Short problem> Reproduce all records exactly.

Given records>
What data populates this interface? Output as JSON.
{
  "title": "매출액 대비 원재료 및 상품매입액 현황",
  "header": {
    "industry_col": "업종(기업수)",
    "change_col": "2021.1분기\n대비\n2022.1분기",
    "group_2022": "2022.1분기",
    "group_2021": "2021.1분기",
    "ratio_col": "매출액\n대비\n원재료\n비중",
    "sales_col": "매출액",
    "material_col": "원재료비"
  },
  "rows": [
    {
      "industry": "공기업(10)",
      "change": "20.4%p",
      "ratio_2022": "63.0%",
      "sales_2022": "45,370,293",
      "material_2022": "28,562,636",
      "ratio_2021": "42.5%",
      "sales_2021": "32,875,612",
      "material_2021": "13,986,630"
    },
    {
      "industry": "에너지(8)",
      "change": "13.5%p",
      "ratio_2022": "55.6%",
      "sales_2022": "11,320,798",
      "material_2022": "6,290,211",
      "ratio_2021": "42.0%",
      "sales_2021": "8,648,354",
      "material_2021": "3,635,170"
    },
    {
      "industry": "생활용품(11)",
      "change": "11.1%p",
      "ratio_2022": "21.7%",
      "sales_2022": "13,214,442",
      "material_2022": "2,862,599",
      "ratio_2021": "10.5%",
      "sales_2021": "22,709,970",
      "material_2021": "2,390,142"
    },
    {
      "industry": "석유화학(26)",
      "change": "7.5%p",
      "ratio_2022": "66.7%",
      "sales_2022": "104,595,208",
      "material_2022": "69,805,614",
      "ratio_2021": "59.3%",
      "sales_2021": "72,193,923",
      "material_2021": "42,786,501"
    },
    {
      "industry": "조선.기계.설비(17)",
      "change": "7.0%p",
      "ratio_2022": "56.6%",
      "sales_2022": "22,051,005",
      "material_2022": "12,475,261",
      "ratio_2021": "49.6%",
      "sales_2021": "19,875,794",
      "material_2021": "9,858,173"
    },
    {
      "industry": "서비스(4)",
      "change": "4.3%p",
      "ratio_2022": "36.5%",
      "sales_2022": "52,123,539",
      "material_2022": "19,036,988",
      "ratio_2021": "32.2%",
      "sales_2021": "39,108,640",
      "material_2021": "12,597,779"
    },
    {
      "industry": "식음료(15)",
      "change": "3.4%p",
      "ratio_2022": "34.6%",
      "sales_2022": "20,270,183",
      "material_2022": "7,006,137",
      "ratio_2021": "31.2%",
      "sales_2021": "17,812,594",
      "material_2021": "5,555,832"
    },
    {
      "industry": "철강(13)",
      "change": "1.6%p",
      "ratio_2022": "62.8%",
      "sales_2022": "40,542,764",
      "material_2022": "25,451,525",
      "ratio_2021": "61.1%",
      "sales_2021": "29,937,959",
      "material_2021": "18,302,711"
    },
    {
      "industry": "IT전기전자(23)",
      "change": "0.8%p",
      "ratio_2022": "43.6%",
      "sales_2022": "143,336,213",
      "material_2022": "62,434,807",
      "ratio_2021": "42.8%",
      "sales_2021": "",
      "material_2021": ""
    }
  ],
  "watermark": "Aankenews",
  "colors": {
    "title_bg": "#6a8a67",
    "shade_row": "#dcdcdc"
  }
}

Answer for the task>
What data populates this interface? Output as JSON.
{
  "title": "매출액 대비 원재료 및 상품매입액 현황",
  "header": {
    "industry_col": "업종(기업수)",
    "change_col": "2021.1분기\n대비\n2022.1분기",
    "group_2022": "2022.1분기",
    "group_2021": "2021.1분기",
    "ratio_col": "매출액\n대비\n원재료\n비중",
    "sales_col": "매출액",
    "material_col": "원재료비"
  },
  "rows": [
    {
      "industry": "공기업(10)",
      "change": "20.4%p",
      "ratio_2022": "63.0%",
      "sales_2022": "45,370,293",
      "material_2022": "28,562,636",
      "ratio_2021": "42.5%",
      "sales_2021": "32,875,612",
      "material_2021": "13,986,630"
    },
    {
      "industry": "에너지(8)",
      "change": "13.5%p",
      "ratio_2022": "55.6%",
      "sales_2022": "11,320,798",
      "material_2022": "6,290,211",
      "ratio_2021": "42.0%",
      "sales_2021": "8,648,354",
      "material_2021": "3,635,170"
    },
    {
      "industry": "생활용품(11)",
      "change": "11.1%p",
      "ratio_2022": "21.7%",
      "sales_2022": "13,214,442",
      "material_2022": "2,862,599",
      "ratio_2021": "10.5%",
      "sales_2021": "22,709,970",
      "material_2021": "2,390,142"
    },
    {
      "industry": "석유화학(26)",
      "change": "7.5%p",
      "ratio_2022": "66.7%",
      "sales_2022": "104,595,208",
      "material_2022": "69,805,614",
      "ratio_2021": "59.3%",
      "sales_2021": "72,193,923",
      "material_2021": "42,786,501"
    },
    {
      "industry": "조선.기계.설비(17)",
      "change": "7.0%p",
      "ratio_2022": "56.6%",
      "sales_2022": "22,051,005",
      "material_2022": "12,475,261",
      "ratio_2021": "49.6%",
      "sales_2021": "19,875,794",
      "material_2021": "9,858,173"
    },
    {
      "industry": "서비스(4)",
      "change": "4.3%p",
      "ratio_2022": "36.5%",
      "sales_2022": "52,123,539",
      "material_2022": "19,036,988",
      "ratio_2021": "32.2%",
      "sales_2021": "39,108,640",
      "material_2021": "12,597,779"
    },
    {
      "industry": "식음료(15)",
      "change": "3.4%p",
      "ratio_2022": "34.6%",
      "sales_2022": "20,270,183",
      "material_2022": "7,006,137",
      "ratio_2021": "31.2%",
      "sales_2021": "17,812,594",
      "material_2021": "5,555,832"
    },
    {
      "industry": "철강(13)",
      "change": "1.6%p",
      "ratio_2022": "62.8%",
      "sales_2022": "40,542,764",
      "material_2022": "25,451,525",
      "ratio_2021": "61.1%",
      "sales_2021": "29,937,959",
      "material_2021": "18,302,711"
    },
    {
      "industry": "IT전기전자(23)",
      "change": "0.8%p",
      "ratio_2022": "43.6%",
      "sales_2022": "143,336,213",
      "material_2022": "62,434,807",
      "ratio_2021": "42.8%",
      "sales_2021": "",
      "material_2021": ""
    }
  ],
  "watermark": "Aankenews",
  "colors": {
    "title_bg": "#6a8a67",
    "shade_row": "#dcdcdc"
  }
}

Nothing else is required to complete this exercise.